[BEGIN Data supplied]

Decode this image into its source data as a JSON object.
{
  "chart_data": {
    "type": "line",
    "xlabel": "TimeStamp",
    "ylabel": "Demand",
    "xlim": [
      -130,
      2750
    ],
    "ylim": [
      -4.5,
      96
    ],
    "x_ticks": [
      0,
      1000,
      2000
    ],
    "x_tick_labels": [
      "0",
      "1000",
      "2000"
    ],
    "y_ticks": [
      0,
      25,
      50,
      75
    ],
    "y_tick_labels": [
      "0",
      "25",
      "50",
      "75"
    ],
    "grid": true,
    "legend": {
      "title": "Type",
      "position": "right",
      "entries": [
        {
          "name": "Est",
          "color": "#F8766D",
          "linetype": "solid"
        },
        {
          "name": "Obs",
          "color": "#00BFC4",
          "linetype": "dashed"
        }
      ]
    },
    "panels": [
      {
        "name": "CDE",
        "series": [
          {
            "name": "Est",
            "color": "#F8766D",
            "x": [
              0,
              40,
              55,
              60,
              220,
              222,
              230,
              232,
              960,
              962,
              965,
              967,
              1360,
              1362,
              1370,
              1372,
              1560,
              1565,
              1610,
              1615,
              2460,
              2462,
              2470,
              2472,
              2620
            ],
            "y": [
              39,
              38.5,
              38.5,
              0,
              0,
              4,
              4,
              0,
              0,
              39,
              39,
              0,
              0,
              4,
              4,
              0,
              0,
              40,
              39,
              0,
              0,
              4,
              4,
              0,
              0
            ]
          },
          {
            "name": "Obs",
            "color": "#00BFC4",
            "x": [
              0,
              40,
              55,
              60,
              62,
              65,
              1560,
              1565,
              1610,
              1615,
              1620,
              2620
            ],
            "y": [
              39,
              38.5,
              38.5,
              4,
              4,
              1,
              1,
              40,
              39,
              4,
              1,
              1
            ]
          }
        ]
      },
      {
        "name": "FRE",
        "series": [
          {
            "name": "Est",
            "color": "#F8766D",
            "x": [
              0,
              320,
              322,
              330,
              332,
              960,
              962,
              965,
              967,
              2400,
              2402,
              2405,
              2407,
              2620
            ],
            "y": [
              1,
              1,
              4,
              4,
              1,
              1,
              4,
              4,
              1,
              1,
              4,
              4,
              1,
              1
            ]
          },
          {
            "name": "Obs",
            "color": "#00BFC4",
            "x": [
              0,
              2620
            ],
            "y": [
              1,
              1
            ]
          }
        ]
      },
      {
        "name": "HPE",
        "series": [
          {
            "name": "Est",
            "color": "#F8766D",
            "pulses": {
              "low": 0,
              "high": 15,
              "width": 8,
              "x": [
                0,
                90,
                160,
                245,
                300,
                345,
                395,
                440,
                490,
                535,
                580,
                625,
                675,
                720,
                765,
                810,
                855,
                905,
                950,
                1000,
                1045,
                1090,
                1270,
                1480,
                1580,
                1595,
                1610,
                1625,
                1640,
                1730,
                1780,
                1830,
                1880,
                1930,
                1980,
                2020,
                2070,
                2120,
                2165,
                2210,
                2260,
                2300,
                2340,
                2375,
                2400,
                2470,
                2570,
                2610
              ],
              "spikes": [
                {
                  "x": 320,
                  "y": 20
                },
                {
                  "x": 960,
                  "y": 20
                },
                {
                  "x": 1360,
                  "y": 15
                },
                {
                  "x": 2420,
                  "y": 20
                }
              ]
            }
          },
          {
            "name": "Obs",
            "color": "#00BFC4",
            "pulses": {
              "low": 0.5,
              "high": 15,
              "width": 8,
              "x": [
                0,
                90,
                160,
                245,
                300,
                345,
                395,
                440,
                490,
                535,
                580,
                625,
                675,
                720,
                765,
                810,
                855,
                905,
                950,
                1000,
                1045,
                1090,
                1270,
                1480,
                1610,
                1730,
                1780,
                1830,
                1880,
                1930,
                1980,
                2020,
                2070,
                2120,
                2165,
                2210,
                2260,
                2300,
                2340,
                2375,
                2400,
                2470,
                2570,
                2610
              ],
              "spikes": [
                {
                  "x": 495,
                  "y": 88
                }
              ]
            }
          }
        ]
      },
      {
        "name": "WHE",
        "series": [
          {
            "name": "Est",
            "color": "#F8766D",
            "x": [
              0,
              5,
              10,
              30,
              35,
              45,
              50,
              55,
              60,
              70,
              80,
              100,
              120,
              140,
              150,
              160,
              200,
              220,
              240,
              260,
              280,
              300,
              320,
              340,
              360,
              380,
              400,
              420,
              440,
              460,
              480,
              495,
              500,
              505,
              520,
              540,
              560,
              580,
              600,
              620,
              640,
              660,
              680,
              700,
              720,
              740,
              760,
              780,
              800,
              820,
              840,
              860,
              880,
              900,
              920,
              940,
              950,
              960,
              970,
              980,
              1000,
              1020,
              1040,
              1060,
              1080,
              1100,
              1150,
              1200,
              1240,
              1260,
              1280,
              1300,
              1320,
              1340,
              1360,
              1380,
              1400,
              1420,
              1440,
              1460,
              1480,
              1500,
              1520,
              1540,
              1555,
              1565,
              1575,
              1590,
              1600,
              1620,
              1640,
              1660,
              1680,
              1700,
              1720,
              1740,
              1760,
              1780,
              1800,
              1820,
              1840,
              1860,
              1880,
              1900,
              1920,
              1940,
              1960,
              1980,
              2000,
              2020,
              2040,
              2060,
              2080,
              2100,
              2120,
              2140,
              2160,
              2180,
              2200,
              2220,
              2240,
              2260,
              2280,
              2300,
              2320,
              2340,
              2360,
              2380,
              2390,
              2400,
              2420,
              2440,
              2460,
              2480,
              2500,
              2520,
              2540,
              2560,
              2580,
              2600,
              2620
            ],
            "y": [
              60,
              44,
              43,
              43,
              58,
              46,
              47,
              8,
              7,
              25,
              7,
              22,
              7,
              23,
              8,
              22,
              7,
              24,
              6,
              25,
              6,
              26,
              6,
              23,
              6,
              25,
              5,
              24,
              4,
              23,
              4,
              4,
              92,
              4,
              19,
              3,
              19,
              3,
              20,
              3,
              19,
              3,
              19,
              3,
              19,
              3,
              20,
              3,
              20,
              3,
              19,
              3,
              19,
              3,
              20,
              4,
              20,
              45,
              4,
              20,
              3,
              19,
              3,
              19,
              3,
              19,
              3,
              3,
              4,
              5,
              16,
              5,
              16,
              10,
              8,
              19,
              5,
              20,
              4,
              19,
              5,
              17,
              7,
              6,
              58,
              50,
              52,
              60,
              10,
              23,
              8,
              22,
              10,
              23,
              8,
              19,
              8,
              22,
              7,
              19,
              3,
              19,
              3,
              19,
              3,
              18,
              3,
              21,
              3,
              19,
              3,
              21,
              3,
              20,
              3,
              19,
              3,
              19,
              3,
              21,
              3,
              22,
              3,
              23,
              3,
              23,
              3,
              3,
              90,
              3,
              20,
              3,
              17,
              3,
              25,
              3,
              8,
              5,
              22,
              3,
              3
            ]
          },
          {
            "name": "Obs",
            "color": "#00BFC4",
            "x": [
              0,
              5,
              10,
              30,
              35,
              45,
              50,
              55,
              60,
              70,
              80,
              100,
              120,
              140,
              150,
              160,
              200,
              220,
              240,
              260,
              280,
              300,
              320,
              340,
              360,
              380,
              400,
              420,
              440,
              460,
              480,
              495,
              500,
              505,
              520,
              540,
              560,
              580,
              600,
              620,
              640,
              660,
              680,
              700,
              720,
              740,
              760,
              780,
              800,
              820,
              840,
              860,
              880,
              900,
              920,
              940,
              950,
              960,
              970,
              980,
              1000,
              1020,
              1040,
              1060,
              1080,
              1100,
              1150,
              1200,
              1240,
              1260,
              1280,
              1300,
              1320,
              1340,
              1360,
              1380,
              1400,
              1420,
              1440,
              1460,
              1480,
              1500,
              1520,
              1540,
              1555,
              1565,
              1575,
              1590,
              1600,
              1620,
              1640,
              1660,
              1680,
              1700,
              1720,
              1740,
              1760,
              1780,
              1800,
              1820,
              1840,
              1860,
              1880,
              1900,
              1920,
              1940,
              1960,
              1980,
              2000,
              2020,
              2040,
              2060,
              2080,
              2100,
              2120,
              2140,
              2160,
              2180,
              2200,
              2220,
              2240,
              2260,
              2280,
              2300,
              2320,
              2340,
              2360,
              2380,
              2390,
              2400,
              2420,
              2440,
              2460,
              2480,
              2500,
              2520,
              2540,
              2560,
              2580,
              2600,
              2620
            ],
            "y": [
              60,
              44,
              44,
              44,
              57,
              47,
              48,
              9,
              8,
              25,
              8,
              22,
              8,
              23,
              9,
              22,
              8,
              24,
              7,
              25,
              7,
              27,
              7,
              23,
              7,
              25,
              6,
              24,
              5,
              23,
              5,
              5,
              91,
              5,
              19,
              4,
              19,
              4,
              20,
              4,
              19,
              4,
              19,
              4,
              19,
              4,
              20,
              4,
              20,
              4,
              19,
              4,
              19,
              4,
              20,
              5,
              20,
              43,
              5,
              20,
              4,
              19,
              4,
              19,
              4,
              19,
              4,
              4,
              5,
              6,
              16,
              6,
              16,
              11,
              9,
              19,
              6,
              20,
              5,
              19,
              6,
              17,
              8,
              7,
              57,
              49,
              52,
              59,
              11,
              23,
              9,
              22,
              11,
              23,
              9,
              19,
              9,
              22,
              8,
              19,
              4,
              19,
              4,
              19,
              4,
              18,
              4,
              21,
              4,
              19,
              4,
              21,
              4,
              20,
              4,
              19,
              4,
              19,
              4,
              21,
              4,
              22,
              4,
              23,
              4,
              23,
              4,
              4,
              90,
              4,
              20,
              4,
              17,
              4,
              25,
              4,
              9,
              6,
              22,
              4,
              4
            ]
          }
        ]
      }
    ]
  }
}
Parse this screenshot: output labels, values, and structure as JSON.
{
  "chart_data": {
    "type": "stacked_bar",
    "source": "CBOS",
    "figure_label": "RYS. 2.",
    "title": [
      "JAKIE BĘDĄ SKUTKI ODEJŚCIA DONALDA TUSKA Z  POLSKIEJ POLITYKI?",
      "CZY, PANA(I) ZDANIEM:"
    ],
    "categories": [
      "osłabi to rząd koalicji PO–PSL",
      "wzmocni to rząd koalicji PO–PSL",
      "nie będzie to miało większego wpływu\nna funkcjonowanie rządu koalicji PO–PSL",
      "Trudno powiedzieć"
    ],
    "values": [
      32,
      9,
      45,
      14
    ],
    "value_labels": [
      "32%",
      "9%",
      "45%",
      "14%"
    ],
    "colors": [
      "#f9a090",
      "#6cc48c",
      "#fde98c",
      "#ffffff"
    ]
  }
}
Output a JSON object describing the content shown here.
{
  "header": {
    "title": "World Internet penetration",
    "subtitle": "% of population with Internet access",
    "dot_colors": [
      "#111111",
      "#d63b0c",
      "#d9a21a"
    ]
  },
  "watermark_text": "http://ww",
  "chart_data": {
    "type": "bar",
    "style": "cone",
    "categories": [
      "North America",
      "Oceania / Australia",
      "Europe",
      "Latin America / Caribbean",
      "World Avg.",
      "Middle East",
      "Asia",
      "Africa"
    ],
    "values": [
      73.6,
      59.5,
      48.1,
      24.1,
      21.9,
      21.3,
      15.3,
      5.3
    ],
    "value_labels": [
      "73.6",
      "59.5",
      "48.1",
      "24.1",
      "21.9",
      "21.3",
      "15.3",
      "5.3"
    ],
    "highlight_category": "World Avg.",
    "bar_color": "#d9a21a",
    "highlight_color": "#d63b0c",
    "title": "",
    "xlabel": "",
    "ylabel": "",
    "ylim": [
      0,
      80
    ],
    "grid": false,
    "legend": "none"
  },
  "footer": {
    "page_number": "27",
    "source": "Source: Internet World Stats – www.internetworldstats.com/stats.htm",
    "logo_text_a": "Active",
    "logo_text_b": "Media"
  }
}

[END Data supplied]

▸ **Exercise prompt**: Everything from the line that contains "Parse this screenshot: output" through the end of the records must be duplicated exactly, and nothing outside that range.

▸ **Response to the exercise**:
Parse this screenshot: output labels, values, and structure as JSON.
{
  "chart_data": {
    "type": "stacked_bar",
    "source": "CBOS",
    "figure_label": "RYS. 2.",
    "title": [
      "JAKIE BĘDĄ SKUTKI ODEJŚCIA DONALDA TUSKA Z  POLSKIEJ POLITYKI?",
      "CZY, PANA(I) ZDANIEM:"
    ],
    "categories": [
      "osłabi to rząd koalicji PO–PSL",
      "wzmocni to rząd koalicji PO–PSL",
      "nie będzie to miało większego wpływu\nna funkcjonowanie rządu koalicji PO–PSL",
      "Trudno powiedzieć"
    ],
    "values": [
      32,
      9,
      45,
      14
    ],
    "value_labels": [
      "32%",
      "9%",
      "45%",
      "14%"
    ],
    "colors": [
      "#f9a090",
      "#6cc48c",
      "#fde98c",
      "#ffffff"
    ]
  }
}
Output a JSON object describing the content shown here.
{
  "header": {
    "title": "World Internet penetration",
    "subtitle": "% of population with Internet access",
    "dot_colors": [
      "#111111",
      "#d63b0c",
      "#d9a21a"
    ]
  },
  "watermark_text": "http://ww",
  "chart_data": {
    "type": "bar",
    "style": "cone",
    "categories": [
      "North America",
      "Oceania / Australia",
      "Europe",
      "Latin America / Caribbean",
      "World Avg.",
      "Middle East",
      "Asia",
      "Africa"
    ],
    "values": [
      73.6,
      59.5,
      48.1,
      24.1,
      21.9,
      21.3,
      15.3,
      5.3
    ],
    "value_labels": [
      "73.6",
      "59.5",
      "48.1",
      "24.1",
      "21.9",
      "21.3",
      "15.3",
      "5.3"
    ],
    "highlight_category": "World Avg.",
    "bar_color": "#d9a21a",
    "highlight_color": "#d63b0c",
    "title": "",
    "xlabel": "",
    "ylabel": "",
    "ylim": [
      0,
      80
    ],
    "grid": false,
    "legend": "none"
  },
  "footer": {
    "page_number": "27",
    "source": "Source: Internet World Stats – www.internetworldstats.com/stats.htm",
    "logo_text_a": "Active",
    "logo_text_b": "Media"
  }
}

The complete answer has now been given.